‘Spermaklodders en behaarde vulva’s horen er ook bij’

Tekst: Floor van der Wulp

Beeld: Oscar Slagveer

Daar stond ik dan als prepuberale tiener voor de klas met mijn zelfgemaakte poster. Dertig leerlingen staarden naar de afschrikwekkende plaatjes van door soa’s aangetaste genitaliën. Ik kon eerder een druiper herkennen dan dat ik wist wat het betekende om iemand leuk te vinden. ‘Seksuele voorlichting is heel erg gefocust op veilige seks, wat heel belangrijk is, dat moet je niet onderschatten, maar het is gewoon jammer dat het zich bijna alleen daartoe beperkt.’

Onze eerste introducties in seks zijn divers, maar vaak alles behalve accuraat. Van porno leer je dat seks altijd rauw en hard is met veel gekreun en natuurlijk veel orgasmes. Over een orgasmekloof of het feit dat seks niet altijd draait om een hoogtepunt bereiken, heb je dan nog niets gehoord. Van de films die je kijkt krijg je mee dat seks romantisch is en altijd soepel en perfect verloopt. Je leert dat seks eindigt met een man en een vrouw die hijgend en gelukkig in bed liggen nadat ze net tegelijkertijd zijn klaargekomen. Klinkt goed! Maar waar zijn de spermaklodders op de lakens of de pauze om het condoom om te doen? Waar zijn de koppels die niet binnen de binaire heteronorm vallen? Gelukkig is er seksuele voorlichting: dat zal je vast een genuanceerder beeld van seks meegeven! Zelf leerde ik tijdens mijn seksuele voorlichting echter vooral dat seks eng is en dat er van alles mis kan gaan. Ik kreeg als het ware een zwaard in mijn handen gedrukt om als een ninja de soa’s en zwangerschappen van me weg te slaan, nog voordat ik ooit maar interesse in romantische liefde had getoond.

Het is fijn dat scholen er met seksuele voorlichting zo vroeg bij zijn en het onderwijzen van veilige seks is belangrijk, maar de huidige focus op anticonceptie, soa’s en ongewenste zwangerschappen geeft een te beperkt beeld van wat seks is. Seks zal altijd een leerproces zijn, maar op dit moment wordt het jongeren onnodig moeilijk gemaakt doordat tijdens de seksuele voorlichting verhalen over echte seks ontbreken. Door het te hebben over kwetsbare en onhandige seks, grijze gebieden in plaats van zwart-wit grenzen én over seksuele diversiteit, bereid je de volgende generatie stukken beter voor op hun toekomstige seksleven.

** OPDRACHT **
Op welke drie onderwerpen ligt volgens de tekst over seksuele voorlichting de huidige focus van die voorlichting?

** AANGELEVERD MATERIAAL **
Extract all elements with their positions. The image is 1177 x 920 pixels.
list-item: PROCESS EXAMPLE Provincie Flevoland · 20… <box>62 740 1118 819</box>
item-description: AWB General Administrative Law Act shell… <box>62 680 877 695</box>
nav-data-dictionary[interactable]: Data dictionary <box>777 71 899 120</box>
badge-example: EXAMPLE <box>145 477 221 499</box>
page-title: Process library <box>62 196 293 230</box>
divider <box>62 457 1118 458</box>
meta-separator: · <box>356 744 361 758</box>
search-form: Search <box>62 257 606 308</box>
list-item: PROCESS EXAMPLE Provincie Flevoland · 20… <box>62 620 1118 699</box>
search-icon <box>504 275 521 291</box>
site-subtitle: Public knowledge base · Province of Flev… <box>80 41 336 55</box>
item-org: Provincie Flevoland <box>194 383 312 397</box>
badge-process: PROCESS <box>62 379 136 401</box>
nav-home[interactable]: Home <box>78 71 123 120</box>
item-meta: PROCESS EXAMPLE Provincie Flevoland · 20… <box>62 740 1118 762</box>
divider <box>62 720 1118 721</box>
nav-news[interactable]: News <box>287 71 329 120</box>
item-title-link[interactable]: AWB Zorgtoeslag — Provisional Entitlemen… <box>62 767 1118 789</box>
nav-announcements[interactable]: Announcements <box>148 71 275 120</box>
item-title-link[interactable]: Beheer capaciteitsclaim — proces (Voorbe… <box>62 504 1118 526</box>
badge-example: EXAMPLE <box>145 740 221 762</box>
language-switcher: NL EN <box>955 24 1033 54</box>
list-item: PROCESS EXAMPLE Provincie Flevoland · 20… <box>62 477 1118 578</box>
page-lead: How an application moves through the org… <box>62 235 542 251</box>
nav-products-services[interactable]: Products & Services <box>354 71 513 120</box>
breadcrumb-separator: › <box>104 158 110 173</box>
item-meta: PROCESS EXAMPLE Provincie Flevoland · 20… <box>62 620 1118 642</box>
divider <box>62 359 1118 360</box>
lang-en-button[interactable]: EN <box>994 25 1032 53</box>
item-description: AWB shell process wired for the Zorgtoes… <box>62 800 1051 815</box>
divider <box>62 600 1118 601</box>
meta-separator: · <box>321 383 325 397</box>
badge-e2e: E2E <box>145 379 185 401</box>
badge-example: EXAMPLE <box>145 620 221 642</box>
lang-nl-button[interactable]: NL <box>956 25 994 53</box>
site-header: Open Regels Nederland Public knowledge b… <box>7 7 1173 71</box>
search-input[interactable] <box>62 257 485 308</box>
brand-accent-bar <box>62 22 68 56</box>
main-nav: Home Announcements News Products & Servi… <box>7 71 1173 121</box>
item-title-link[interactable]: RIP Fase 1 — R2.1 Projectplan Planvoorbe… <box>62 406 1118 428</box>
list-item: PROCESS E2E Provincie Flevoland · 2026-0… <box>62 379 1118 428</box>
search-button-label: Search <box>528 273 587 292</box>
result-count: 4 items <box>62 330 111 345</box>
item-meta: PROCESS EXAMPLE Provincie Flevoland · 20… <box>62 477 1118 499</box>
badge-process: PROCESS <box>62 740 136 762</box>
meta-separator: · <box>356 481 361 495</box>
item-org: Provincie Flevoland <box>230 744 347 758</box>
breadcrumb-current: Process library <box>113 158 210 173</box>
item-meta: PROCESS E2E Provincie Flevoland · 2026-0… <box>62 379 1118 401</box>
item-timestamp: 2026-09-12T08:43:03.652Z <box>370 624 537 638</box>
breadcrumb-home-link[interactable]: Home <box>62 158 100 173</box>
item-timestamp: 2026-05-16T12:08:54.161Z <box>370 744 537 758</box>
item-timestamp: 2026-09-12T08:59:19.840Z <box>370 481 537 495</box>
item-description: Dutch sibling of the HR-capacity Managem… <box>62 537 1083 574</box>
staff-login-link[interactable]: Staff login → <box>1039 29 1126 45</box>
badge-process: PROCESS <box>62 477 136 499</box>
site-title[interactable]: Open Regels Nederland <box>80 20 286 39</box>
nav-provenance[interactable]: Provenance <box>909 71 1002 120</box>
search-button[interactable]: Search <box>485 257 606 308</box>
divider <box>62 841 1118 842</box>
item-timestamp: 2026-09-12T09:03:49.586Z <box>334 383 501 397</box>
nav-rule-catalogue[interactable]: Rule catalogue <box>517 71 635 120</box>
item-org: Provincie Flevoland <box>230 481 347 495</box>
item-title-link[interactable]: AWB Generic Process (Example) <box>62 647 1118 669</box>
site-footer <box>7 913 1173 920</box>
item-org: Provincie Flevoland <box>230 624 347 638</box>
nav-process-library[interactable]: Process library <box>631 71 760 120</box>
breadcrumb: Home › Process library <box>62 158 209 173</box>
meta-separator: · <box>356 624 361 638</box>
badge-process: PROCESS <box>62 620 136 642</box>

** ANTWOORD **
Anticonceptie, soa’s en ongewenste zwangerschappen.